• _Given task A_
In the listing below, lay out the stretch from the line containing "- chart-title-line2: Dewpoint" through the line containing "- rh-point: [664, 232, 674, 243]" as a numbered list, both ends included and blank lines left out.

• _Quoted passage_
----

Welcome to the second part of a multipart series where we setup a Home Assistant instance in Docker. We’ve already installed Ubuntu server on Raspberry Pi and have an instance of Portainer running. If you want to see how we got this far then check out part 1
In this instalment we’ll be solidifying how we configure our environment. We’ll also be setting up Traefik to act as the frontend to our web applications and getting our Raspberry Pi a permanent home on the internet, and we’ll revisit Portainer so that it works in our new Traefik driven world.
Step 4 - Tidying up our configuration
If you’ve followed the steps so far you’ll have a home-assistant-config
folder with a single docker-compose.yml
file in it. The knowledgeable amongst you may have noticed that that file contained an environment variable and you’re probably wondering how we keep that working in the future.
Something you probably want to do when setting up your compose files is have all of the configuration that’s specific to your setup, or is supposed to be a secret, kept separate. In a cloud environment or container cluster you might find that there are mechanisms to manage them so that they’re kept safe and secure. When using docker on this small scale we can fall back on environment variables to do that job. docker-compose
is fully aware of environment variables when it runs, and as a bonus is also capable of automatically loading them from a file. This is the approach I like to use.
cd ${HOME}/src/home-assistant-config
# Lets make a new file to store our environment configuration
# and add our data storage variable to the new file
echo PERSIST_DATA_PATH="${HOME}/src/home-assistant-config" > .env
We’ll be adding other values to the file as we go along so keep it handy.

----

• _Element position data_
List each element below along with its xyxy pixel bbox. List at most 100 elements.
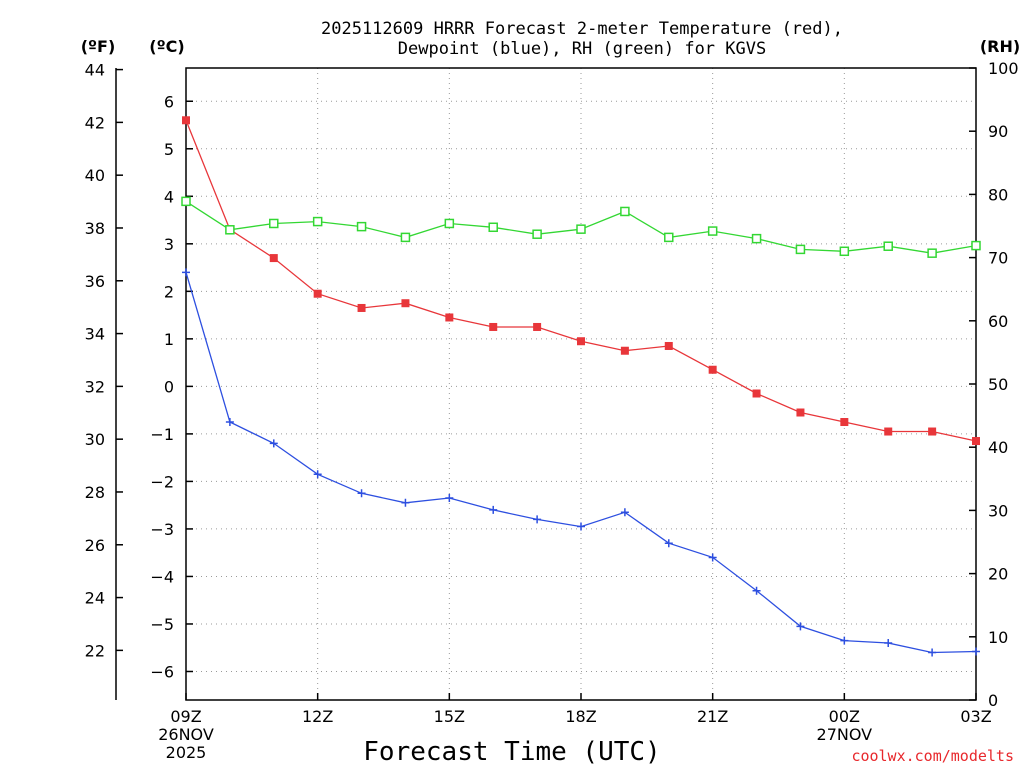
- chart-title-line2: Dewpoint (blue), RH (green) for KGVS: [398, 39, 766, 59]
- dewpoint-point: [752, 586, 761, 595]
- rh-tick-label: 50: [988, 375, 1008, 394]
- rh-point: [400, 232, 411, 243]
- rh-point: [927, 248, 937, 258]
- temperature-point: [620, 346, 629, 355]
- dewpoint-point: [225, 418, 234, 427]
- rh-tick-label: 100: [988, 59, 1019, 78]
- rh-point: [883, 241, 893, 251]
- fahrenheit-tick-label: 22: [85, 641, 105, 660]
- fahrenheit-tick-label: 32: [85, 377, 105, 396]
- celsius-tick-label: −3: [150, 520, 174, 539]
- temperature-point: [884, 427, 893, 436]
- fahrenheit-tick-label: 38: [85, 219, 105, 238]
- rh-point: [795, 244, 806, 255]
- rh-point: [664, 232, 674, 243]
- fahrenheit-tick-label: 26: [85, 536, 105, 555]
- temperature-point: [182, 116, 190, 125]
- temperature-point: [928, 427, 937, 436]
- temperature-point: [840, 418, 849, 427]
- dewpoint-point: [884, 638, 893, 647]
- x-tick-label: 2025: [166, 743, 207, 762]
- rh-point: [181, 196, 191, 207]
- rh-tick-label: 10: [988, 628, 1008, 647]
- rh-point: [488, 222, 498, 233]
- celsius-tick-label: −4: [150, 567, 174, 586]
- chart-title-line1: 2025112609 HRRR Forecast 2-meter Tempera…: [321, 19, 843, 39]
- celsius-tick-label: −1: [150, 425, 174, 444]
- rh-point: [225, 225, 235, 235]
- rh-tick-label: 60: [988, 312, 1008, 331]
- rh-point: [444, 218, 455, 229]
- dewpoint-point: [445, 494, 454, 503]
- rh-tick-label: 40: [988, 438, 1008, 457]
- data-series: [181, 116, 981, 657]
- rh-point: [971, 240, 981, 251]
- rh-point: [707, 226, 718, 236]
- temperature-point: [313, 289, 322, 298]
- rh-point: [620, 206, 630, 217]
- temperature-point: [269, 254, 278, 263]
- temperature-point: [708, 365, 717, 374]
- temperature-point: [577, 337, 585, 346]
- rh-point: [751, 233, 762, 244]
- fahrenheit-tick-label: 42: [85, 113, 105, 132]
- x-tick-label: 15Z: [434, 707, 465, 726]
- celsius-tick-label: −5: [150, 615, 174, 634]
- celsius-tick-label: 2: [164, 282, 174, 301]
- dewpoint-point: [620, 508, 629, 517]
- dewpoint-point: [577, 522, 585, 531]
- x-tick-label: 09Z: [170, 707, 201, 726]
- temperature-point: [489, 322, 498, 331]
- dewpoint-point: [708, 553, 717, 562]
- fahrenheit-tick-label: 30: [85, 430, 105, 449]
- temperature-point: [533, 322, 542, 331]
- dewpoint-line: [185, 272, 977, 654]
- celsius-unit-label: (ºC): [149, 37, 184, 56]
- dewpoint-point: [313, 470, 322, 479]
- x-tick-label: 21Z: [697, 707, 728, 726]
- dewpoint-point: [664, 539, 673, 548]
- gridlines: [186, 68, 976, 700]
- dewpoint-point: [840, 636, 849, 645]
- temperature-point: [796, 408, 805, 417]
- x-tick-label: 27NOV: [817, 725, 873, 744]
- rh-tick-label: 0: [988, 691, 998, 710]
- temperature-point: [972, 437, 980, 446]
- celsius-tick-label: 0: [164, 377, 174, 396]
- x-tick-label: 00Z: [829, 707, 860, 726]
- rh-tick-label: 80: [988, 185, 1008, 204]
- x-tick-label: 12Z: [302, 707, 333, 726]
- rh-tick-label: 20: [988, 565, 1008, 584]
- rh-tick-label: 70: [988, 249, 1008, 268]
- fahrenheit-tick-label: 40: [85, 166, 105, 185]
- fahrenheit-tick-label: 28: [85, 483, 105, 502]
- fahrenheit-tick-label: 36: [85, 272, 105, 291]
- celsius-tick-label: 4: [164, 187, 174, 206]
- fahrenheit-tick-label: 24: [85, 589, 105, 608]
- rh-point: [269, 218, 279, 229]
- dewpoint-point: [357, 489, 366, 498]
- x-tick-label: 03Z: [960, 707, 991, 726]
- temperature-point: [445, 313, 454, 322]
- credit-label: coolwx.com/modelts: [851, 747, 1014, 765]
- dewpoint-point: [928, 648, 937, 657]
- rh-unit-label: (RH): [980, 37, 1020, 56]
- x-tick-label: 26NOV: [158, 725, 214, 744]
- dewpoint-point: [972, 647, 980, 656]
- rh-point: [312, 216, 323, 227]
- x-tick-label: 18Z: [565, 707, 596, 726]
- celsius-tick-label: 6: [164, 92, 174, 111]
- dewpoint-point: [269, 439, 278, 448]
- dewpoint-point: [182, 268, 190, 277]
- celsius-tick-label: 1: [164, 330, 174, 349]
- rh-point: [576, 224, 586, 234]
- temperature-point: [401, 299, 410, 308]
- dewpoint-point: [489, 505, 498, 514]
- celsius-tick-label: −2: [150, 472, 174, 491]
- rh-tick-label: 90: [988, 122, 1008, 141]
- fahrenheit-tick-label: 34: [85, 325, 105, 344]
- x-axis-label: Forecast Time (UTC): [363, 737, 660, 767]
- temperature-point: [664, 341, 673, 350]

----

• _Given task B_
Answer these questions from the Home Assistant setup guide, one per line:
(i) What role will Traefik play?
(ii) What is the name of the file created to store the environment configuration?
(iii) Which variable is written into that file?

• _Complete response A_
1. - chart-title-line2: Dewpoint (blue), RH (green) for KGVS: [398, 39, 766, 59]
2. - dewpoint-point: [752, 586, 761, 595]
3. - rh-tick-label: 50: [988, 375, 1008, 394]
4. - rh-point: [400, 232, 411, 243]
5. - rh-point: [927, 248, 937, 258]
6. - temperature-point: [620, 346, 629, 355]
7. - dewpoint-point: [225, 418, 234, 427]
8. - rh-tick-label: 100: [988, 59, 1019, 78]
9. - rh-point: [883, 241, 893, 251]
10. - fahrenheit-tick-label: 22: [85, 641, 105, 660]
11. - fahrenheit-tick-label: 32: [85, 377, 105, 396]
12. - celsius-tick-label: −3: [150, 520, 174, 539]
13. - temperature-point: [884, 427, 893, 436]
14. - fahrenheit-tick-label: 38: [85, 219, 105, 238]
15. - rh-point: [795, 244, 806, 255]
16. - rh-point: [664, 232, 674, 243]

• _Complete response B_
(i) It will act as the frontend to the web applications.
(ii) .env
(iii) PERSIST_DATA_PATH